=== Stated problem ===
Below is a set of records. Repeat all of them exactly.

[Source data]
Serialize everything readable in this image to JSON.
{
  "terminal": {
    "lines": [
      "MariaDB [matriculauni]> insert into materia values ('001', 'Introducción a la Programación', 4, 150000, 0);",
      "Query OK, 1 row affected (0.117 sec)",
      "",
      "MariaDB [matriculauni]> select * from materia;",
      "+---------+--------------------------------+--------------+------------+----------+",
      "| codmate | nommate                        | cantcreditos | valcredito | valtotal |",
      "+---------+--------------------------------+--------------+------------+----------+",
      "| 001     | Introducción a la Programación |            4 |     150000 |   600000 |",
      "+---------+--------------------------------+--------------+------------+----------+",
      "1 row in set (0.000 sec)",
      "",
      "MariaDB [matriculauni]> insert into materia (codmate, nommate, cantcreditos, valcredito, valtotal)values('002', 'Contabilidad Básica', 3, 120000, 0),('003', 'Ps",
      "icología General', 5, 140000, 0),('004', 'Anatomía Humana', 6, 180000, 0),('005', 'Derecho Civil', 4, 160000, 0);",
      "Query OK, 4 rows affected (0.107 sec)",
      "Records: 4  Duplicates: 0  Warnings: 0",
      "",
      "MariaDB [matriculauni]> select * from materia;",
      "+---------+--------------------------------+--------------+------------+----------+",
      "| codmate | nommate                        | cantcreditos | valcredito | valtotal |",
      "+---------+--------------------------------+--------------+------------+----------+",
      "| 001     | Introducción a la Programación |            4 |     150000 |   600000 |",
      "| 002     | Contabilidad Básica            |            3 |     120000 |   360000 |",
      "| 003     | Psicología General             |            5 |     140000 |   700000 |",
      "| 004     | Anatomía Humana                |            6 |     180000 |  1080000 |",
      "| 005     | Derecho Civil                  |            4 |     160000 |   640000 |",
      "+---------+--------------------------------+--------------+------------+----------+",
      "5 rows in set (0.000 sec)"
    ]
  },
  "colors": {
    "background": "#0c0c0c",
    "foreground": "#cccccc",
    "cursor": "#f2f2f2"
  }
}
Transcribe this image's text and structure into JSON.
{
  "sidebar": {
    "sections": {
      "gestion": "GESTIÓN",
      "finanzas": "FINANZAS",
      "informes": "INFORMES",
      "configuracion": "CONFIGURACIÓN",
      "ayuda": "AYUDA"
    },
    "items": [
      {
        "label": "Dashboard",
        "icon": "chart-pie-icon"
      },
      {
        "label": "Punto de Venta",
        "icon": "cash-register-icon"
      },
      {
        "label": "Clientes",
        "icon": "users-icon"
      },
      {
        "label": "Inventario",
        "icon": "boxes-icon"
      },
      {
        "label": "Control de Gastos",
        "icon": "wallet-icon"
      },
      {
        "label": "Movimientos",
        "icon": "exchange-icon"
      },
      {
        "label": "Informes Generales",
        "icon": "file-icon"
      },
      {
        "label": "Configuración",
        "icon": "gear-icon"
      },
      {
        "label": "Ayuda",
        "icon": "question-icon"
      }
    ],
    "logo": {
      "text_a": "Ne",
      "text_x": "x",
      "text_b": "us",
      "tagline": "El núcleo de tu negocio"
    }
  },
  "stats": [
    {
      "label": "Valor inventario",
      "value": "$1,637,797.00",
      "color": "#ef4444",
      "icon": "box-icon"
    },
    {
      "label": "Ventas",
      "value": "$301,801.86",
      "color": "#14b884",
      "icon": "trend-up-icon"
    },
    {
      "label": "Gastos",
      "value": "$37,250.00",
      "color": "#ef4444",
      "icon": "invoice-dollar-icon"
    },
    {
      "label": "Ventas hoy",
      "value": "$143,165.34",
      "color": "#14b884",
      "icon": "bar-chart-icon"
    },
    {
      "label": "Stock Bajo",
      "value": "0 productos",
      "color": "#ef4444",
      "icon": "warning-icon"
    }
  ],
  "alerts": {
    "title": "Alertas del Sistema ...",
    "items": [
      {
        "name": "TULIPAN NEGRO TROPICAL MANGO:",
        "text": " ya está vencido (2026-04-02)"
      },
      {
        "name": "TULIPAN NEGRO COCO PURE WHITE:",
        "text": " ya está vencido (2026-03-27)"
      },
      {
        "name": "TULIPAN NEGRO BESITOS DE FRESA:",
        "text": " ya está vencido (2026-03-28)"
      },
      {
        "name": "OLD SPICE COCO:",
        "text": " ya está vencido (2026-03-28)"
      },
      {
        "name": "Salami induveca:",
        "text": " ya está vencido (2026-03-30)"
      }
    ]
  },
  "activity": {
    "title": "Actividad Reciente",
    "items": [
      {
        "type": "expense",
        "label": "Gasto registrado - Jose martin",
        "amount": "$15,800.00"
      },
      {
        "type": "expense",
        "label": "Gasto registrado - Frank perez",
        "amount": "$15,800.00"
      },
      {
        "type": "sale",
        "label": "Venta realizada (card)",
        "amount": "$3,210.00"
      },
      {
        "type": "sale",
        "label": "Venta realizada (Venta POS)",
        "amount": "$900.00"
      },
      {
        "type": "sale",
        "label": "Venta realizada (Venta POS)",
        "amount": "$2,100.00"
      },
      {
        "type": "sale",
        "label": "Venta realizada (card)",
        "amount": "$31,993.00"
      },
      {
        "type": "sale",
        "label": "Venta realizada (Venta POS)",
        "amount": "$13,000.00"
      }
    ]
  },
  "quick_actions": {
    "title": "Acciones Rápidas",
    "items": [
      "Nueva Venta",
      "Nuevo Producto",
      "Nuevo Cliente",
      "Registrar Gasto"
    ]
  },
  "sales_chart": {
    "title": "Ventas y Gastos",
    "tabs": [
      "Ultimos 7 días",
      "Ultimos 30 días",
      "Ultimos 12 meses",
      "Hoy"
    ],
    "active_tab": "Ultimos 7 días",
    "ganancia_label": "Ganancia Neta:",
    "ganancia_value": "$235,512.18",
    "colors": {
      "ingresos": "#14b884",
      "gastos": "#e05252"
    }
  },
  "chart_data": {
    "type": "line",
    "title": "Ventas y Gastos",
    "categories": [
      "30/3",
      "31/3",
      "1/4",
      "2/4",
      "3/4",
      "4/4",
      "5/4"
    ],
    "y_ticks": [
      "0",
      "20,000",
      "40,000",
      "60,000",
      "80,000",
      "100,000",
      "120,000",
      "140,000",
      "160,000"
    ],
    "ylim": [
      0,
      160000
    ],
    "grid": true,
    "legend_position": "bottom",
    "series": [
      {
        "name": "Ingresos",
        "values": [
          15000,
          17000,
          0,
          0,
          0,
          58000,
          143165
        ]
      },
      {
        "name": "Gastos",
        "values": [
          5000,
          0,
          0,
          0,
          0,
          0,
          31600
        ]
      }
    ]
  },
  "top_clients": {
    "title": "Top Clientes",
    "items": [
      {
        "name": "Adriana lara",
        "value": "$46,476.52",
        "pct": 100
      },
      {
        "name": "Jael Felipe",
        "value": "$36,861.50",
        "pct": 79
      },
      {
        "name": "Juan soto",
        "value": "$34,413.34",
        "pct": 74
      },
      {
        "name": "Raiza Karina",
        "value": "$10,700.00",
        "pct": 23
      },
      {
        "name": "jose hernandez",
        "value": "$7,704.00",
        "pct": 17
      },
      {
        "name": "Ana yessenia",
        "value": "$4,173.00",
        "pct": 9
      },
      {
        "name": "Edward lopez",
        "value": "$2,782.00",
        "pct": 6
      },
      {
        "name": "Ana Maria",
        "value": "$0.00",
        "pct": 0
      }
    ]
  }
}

=== Task result ===
Serialize everything readable in this image to JSON.
{
  "terminal": {
    "lines": [
      "MariaDB [matriculauni]> insert into materia values ('001', 'Introducción a la Programación', 4, 150000, 0);",
      "Query OK, 1 row affected (0.117 sec)",
      "",
      "MariaDB [matriculauni]> select * from materia;",
      "+---------+--------------------------------+--------------+------------+----------+",
      "| codmate | nommate                        | cantcreditos | valcredito | valtotal |",
      "+---------+--------------------------------+--------------+------------+----------+",
      "| 001     | Introducción a la Programación |            4 |     150000 |   600000 |",
      "+---------+--------------------------------+--------------+------------+----------+",
      "1 row in set (0.000 sec)",
      "",
      "MariaDB [matriculauni]> insert into materia (codmate, nommate, cantcreditos, valcredito, valtotal)values('002', 'Contabilidad Básica', 3, 120000, 0),('003', 'Ps",
      "icología General', 5, 140000, 0),('004', 'Anatomía Humana', 6, 180000, 0),('005', 'Derecho Civil', 4, 160000, 0);",
      "Query OK, 4 rows affected (0.107 sec)",
      "Records: 4  Duplicates: 0  Warnings: 0",
      "",
      "MariaDB [matriculauni]> select * from materia;",
      "+---------+--------------------------------+--------------+------------+----------+",
      "| codmate | nommate                        | cantcreditos | valcredito | valtotal |",
      "+---------+--------------------------------+--------------+------------+----------+",
      "| 001     | Introducción a la Programación |            4 |     150000 |   600000 |",
      "| 002     | Contabilidad Básica            |            3 |     120000 |   360000 |",
      "| 003     | Psicología General             |            5 |     140000 |   700000 |",
      "| 004     | Anatomía Humana                |            6 |     180000 |  1080000 |",
      "| 005     | Derecho Civil                  |            4 |     160000 |   640000 |",
      "+---------+--------------------------------+--------------+------------+----------+",
      "5 rows in set (0.000 sec)"
    ]
  },
  "colors": {
    "background": "#0c0c0c",
    "foreground": "#cccccc",
    "cursor": "#f2f2f2"
  }
}
Transcribe this image's text and structure into JSON.
{
  "sidebar": {
    "sections": {
      "gestion": "GESTIÓN",
      "finanzas": "FINANZAS",
      "informes": "INFORMES",
      "configuracion": "CONFIGURACIÓN",
      "ayuda": "AYUDA"
    },
    "items": [
      {
        "label": "Dashboard",
        "icon": "chart-pie-icon"
      },
      {
        "label": "Punto de Venta",
        "icon": "cash-register-icon"
      },
      {
        "label": "Clientes",
        "icon": "users-icon"
      },
      {
        "label": "Inventario",
        "icon": "boxes-icon"
      },
      {
        "label": "Control de Gastos",
        "icon": "wallet-icon"
      },
      {
        "label": "Movimientos",
        "icon": "exchange-icon"
      },
      {
        "label": "Informes Generales",
        "icon": "file-icon"
      },
      {
        "label": "Configuración",
        "icon": "gear-icon"
      },
      {
        "label": "Ayuda",
        "icon": "question-icon"
      }
    ],
    "logo": {
      "text_a": "Ne",
      "text_x": "x",
      "text_b": "us",
      "tagline": "El núcleo de tu negocio"
    }
  },
  "stats": [
    {
      "label": "Valor inventario",
      "value": "$1,637,797.00",
      "color": "#ef4444",
      "icon": "box-icon"
    },
    {
      "label": "Ventas",
      "value": "$301,801.86",
      "color": "#14b884",
      "icon": "trend-up-icon"
    },
    {
      "label": "Gastos",
      "value": "$37,250.00",
      "color": "#ef4444",
      "icon": "invoice-dollar-icon"
    },
    {
      "label": "Ventas hoy",
      "value": "$143,165.34",
      "color": "#14b884",
      "icon": "bar-chart-icon"
    },
    {
      "label": "Stock Bajo",
      "value": "0 productos",
      "color": "#ef4444",
      "icon": "warning-icon"
    }
  ],
  "alerts": {
    "title": "Alertas del Sistema ...",
    "items": [
      {
        "name": "TULIPAN NEGRO TROPICAL MANGO:",
        "text": " ya está vencido (2026-04-02)"
      },
      {
        "name": "TULIPAN NEGRO COCO PURE WHITE:",
        "text": " ya está vencido (2026-03-27)"
      },
      {
        "name": "TULIPAN NEGRO BESITOS DE FRESA:",
        "text": " ya está vencido (2026-03-28)"
      },
      {
        "name": "OLD SPICE COCO:",
        "text": " ya está vencido (2026-03-28)"
      },
      {
        "name": "Salami induveca:",
        "text": " ya está vencido (2026-03-30)"
      }
    ]
  },
  "activity": {
    "title": "Actividad Reciente",
    "items": [
      {
        "type": "expense",
        "label": "Gasto registrado - Jose martin",
        "amount": "$15,800.00"
      },
      {
        "type": "expense",
        "label": "Gasto registrado - Frank perez",
        "amount": "$15,800.00"
      },
      {
        "type": "sale",
        "label": "Venta realizada (card)",
        "amount": "$3,210.00"
      },
      {
        "type": "sale",
        "label": "Venta realizada (Venta POS)",
        "amount": "$900.00"
      },
      {
        "type": "sale",
        "label": "Venta realizada (Venta POS)",
        "amount": "$2,100.00"
      },
      {
        "type": "sale",
        "label": "Venta realizada (card)",
        "amount": "$31,993.00"
      },
      {
        "type": "sale",
        "label": "Venta realizada (Venta POS)",
        "amount": "$13,000.00"
      }
    ]
  },
  "quick_actions": {
    "title": "Acciones Rápidas",
    "items": [
      "Nueva Venta",
      "Nuevo Producto",
      "Nuevo Cliente",
      "Registrar Gasto"
    ]
  },
  "sales_chart": {
    "title": "Ventas y Gastos",
    "tabs": [
      "Ultimos 7 días",
      "Ultimos 30 días",
      "Ultimos 12 meses",
      "Hoy"
    ],
    "active_tab": "Ultimos 7 días",
    "ganancia_label": "Ganancia Neta:",
    "ganancia_value": "$235,512.18",
    "colors": {
      "ingresos": "#14b884",
      "gastos": "#e05252"
    }
  },
  "chart_data": {
    "type": "line",
    "title": "Ventas y Gastos",
    "categories": [
      "30/3",
      "31/3",
      "1/4",
      "2/4",
      "3/4",
      "4/4",
      "5/4"
    ],
    "y_ticks": [
      "0",
      "20,000",
      "40,000",
      "60,000",
      "80,000",
      "100,000",
      "120,000",
      "140,000",
      "160,000"
    ],
    "ylim": [
      0,
      160000
    ],
    "grid": true,
    "legend_position": "bottom",
    "series": [
      {
        "name": "Ingresos",
        "values": [
          15000,
          17000,
          0,
          0,
          0,
          58000,
          143165
        ]
      },
      {
        "name": "Gastos",
        "values": [
          5000,
          0,
          0,
          0,
          0,
          0,
          31600
        ]
      }
    ]
  },
  "top_clients": {
    "title": "Top Clientes",
    "items": [
      {
        "name": "Adriana lara",
        "value": "$46,476.52",
        "pct": 100
      },
      {
        "name": "Jael Felipe",
        "value": "$36,861.50",
        "pct": 79
      },
      {
        "name": "Juan soto",
        "value": "$34,413.34",
        "pct": 74
      },
      {
        "name": "Raiza Karina",
        "value": "$10,700.00",
        "pct": 23
      },
      {
        "name": "jose hernandez",
        "value": "$7,704.00",
        "pct": 17
      },
      {
        "name": "Ana yessenia",
        "value": "$4,173.00",
        "pct": 9
      },
      {
        "name": "Edward lopez",
        "value": "$2,782.00",
        "pct": 6
      },
      {
        "name": "Ana Maria",
        "value": "$0.00",
        "pct": 0
      }
    ]
  }
}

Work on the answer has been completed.